--- start of Data to process ---
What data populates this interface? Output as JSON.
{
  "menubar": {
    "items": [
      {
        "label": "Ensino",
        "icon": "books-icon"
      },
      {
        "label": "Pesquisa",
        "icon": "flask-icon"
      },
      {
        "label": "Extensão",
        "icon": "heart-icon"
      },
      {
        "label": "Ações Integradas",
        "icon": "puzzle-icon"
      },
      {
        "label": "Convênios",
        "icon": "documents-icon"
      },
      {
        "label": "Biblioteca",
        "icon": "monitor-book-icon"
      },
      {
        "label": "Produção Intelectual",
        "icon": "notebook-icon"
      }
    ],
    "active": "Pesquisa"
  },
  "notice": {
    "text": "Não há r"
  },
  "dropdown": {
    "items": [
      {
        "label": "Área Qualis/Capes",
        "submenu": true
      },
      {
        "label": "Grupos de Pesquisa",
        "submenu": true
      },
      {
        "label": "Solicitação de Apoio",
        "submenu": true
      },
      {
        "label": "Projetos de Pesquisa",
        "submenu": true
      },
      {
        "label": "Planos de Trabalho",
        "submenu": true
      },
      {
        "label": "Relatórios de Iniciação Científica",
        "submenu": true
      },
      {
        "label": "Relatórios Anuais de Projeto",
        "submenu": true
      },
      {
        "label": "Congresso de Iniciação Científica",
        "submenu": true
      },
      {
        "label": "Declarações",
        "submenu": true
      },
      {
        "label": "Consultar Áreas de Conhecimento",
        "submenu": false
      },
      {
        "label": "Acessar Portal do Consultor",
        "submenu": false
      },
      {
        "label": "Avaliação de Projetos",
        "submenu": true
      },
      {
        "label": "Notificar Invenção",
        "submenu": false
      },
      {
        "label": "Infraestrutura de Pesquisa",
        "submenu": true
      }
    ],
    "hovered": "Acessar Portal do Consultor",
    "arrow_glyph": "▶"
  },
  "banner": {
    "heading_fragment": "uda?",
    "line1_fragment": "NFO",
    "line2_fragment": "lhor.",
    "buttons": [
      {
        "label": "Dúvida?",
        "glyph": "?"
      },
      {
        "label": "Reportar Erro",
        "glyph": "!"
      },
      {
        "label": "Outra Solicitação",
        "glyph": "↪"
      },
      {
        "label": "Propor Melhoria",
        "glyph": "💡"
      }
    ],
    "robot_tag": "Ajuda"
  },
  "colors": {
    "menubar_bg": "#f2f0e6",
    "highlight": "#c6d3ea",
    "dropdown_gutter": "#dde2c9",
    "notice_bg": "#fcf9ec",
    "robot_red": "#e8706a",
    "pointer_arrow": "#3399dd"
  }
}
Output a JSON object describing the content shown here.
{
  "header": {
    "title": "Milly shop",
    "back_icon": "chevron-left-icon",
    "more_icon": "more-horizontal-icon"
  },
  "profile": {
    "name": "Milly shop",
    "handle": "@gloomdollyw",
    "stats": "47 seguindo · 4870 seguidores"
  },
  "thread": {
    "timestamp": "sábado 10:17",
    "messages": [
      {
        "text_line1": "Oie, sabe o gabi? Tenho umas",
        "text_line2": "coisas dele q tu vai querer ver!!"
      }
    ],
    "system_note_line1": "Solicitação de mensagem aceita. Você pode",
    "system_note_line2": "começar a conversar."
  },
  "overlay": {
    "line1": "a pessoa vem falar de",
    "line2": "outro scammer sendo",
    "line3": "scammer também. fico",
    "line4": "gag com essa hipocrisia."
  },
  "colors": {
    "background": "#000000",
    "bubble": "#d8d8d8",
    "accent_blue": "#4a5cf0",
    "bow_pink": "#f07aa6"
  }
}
--- end of Data to process ---
Your instructions.
Retype all the records, matching them exactly.

Task answer.
What data populates this interface? Output as JSON.
{
  "menubar": {
    "items": [
      {
        "label": "Ensino",
        "icon": "books-icon"
      },
      {
        "label": "Pesquisa",
        "icon": "flask-icon"
      },
      {
        "label": "Extensão",
        "icon": "heart-icon"
      },
      {
        "label": "Ações Integradas",
        "icon": "puzzle-icon"
      },
      {
        "label": "Convênios",
        "icon": "documents-icon"
      },
      {
        "label": "Biblioteca",
        "icon": "monitor-book-icon"
      },
      {
        "label": "Produção Intelectual",
        "icon": "notebook-icon"
      }
    ],
    "active": "Pesquisa"
  },
  "notice": {
    "text": "Não há r"
  },
  "dropdown": {
    "items": [
      {
        "label": "Área Qualis/Capes",
        "submenu": true
      },
      {
        "label": "Grupos de Pesquisa",
        "submenu": true
      },
      {
        "label": "Solicitação de Apoio",
        "submenu": true
      },
      {
        "label": "Projetos de Pesquisa",
        "submenu": true
      },
      {
        "label": "Planos de Trabalho",
        "submenu": true
      },
      {
        "label": "Relatórios de Iniciação Científica",
        "submenu": true
      },
      {
        "label": "Relatórios Anuais de Projeto",
        "submenu": true
      },
      {
        "label": "Congresso de Iniciação Científica",
        "submenu": true
      },
      {
        "label": "Declarações",
        "submenu": true
      },
      {
        "label": "Consultar Áreas de Conhecimento",
        "submenu": false
      },
      {
        "label": "Acessar Portal do Consultor",
        "submenu": false
      },
      {
        "label": "Avaliação de Projetos",
        "submenu": true
      },
      {
        "label": "Notificar Invenção",
        "submenu": false
      },
      {
        "label": "Infraestrutura de Pesquisa",
        "submenu": true
      }
    ],
    "hovered": "Acessar Portal do Consultor",
    "arrow_glyph": "▶"
  },
  "banner": {
    "heading_fragment": "uda?",
    "line1_fragment": "NFO",
    "line2_fragment": "lhor.",
    "buttons": [
      {
        "label": "Dúvida?",
        "glyph": "?"
      },
      {
        "label": "Reportar Erro",
        "glyph": "!"
      },
      {
        "label": "Outra Solicitação",
        "glyph": "↪"
      },
      {
        "label": "Propor Melhoria",
        "glyph": "💡"
      }
    ],
    "robot_tag": "Ajuda"
  },
  "colors": {
    "menubar_bg": "#f2f0e6",
    "highlight": "#c6d3ea",
    "dropdown_gutter": "#dde2c9",
    "notice_bg": "#fcf9ec",
    "robot_red": "#e8706a",
    "pointer_arrow": "#3399dd"
  }
}
Output a JSON object describing the content shown here.
{
  "header": {
    "title": "Milly shop",
    "back_icon": "chevron-left-icon",
    "more_icon": "more-horizontal-icon"
  },
  "profile": {
    "name": "Milly shop",
    "handle": "@gloomdollyw",
    "stats": "47 seguindo · 4870 seguidores"
  },
  "thread": {
    "timestamp": "sábado 10:17",
    "messages": [
      {
        "text_line1": "Oie, sabe o gabi? Tenho umas",
        "text_line2": "coisas dele q tu vai querer ver!!"
      }
    ],
    "system_note_line1": "Solicitação de mensagem aceita. Você pode",
    "system_note_line2": "começar a conversar."
  },
  "overlay": {
    "line1": "a pessoa vem falar de",
    "line2": "outro scammer sendo",
    "line3": "scammer também. fico",
    "line4": "gag com essa hipocrisia."
  },
  "colors": {
    "background": "#000000",
    "bubble": "#d8d8d8",
    "accent_blue": "#4a5cf0",
    "bow_pink": "#f07aa6"
  }
}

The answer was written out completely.